WHAT IS ASKED: The listing below should be written out exactly; please include all of it.
## begin
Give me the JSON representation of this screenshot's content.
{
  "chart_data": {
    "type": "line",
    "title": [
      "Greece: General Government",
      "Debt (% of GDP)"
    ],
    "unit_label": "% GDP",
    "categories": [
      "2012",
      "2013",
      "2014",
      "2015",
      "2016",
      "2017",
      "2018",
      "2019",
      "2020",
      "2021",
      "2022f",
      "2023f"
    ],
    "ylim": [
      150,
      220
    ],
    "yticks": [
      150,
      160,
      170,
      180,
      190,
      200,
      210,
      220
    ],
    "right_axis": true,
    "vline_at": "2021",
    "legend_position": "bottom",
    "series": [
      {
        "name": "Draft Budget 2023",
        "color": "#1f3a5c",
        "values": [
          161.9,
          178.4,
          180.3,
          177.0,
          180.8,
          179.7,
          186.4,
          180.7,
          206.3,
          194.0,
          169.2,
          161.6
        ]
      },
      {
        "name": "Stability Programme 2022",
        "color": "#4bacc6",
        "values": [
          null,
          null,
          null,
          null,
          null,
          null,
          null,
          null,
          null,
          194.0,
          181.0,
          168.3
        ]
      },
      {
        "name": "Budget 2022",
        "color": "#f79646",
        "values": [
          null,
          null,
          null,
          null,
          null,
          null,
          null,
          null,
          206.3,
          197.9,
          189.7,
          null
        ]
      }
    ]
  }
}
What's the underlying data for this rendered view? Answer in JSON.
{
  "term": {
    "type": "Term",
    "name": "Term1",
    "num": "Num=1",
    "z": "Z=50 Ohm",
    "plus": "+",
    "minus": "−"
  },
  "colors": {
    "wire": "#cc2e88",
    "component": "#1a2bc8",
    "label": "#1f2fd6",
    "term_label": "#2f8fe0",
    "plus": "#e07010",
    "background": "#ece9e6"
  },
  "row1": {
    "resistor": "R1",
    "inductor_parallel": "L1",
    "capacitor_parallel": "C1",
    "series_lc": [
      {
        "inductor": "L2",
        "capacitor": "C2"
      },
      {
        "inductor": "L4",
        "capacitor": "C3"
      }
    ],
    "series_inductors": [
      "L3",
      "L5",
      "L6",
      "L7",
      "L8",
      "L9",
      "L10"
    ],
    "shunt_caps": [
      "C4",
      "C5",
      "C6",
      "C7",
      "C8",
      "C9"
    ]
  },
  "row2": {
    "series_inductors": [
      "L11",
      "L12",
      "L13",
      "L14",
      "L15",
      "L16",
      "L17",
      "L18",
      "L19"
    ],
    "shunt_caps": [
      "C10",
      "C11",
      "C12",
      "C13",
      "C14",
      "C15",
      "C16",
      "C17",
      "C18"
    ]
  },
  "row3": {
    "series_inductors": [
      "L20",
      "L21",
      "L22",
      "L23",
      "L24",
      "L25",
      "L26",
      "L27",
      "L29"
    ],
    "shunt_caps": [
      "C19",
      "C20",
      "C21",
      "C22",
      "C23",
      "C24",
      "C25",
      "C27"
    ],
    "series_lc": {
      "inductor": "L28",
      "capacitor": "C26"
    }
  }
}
## end
FINISHED ANSWER:
Give me the JSON representation of this screenshot's content.
{
  "chart_data": {
    "type": "line",
    "title": [
      "Greece: General Government",
      "Debt (% of GDP)"
    ],
    "unit_label": "% GDP",
    "categories": [
      "2012",
      "2013",
      "2014",
      "2015",
      "2016",
      "2017",
      "2018",
      "2019",
      "2020",
      "2021",
      "2022f",
      "2023f"
    ],
    "ylim": [
      150,
      220
    ],
    "yticks": [
      150,
      160,
      170,
      180,
      190,
      200,
      210,
      220
    ],
    "right_axis": true,
    "vline_at": "2021",
    "legend_position": "bottom",
    "series": [
      {
        "name": "Draft Budget 2023",
        "color": "#1f3a5c",
        "values": [
          161.9,
          178.4,
          180.3,
          177.0,
          180.8,
          179.7,
          186.4,
          180.7,
          206.3,
          194.0,
          169.2,
          161.6
        ]
      },
      {
        "name": "Stability Programme 2022",
        "color": "#4bacc6",
        "values": [
          null,
          null,
          null,
          null,
          null,
          null,
          null,
          null,
          null,
          194.0,
          181.0,
          168.3
        ]
      },
      {
        "name": "Budget 2022",
        "color": "#f79646",
        "values": [
          null,
          null,
          null,
          null,
          null,
          null,
          null,
          null,
          206.3,
          197.9,
          189.7,
          null
        ]
      }
    ]
  }
}
What's the underlying data for this rendered view? Answer in JSON.
{
  "term": {
    "type": "Term",
    "name": "Term1",
    "num": "Num=1",
    "z": "Z=50 Ohm",
    "plus": "+",
    "minus": "−"
  },
  "colors": {
    "wire": "#cc2e88",
    "component": "#1a2bc8",
    "label": "#1f2fd6",
    "term_label": "#2f8fe0",
    "plus": "#e07010",
    "background": "#ece9e6"
  },
  "row1": {
    "resistor": "R1",
    "inductor_parallel": "L1",
    "capacitor_parallel": "C1",
    "series_lc": [
      {
        "inductor": "L2",
        "capacitor": "C2"
      },
      {
        "inductor": "L4",
        "capacitor": "C3"
      }
    ],
    "series_inductors": [
      "L3",
      "L5",
      "L6",
      "L7",
      "L8",
      "L9",
      "L10"
    ],
    "shunt_caps": [
      "C4",
      "C5",
      "C6",
      "C7",
      "C8",
      "C9"
    ]
  },
  "row2": {
    "series_inductors": [
      "L11",
      "L12",
      "L13",
      "L14",
      "L15",
      "L16",
      "L17",
      "L18",
      "L19"
    ],
    "shunt_caps": [
      "C10",
      "C11",
      "C12",
      "C13",
      "C14",
      "C15",
      "C16",
      "C17",
      "C18"
    ]
  },
  "row3": {
    "series_inductors": [
      "L20",
      "L21",
      "L22",
      "L23",
      "L24",
      "L25",
      "L26",
      "L27",
      "L29"
    ],
    "shunt_caps": [
      "C19",
      "C20",
      "C21",
      "C22",
      "C23",
      "C24",
      "C25",
      "C27"
    ],
    "series_lc": {
      "inductor": "L28",
      "capacitor": "C26"
    }
  }
}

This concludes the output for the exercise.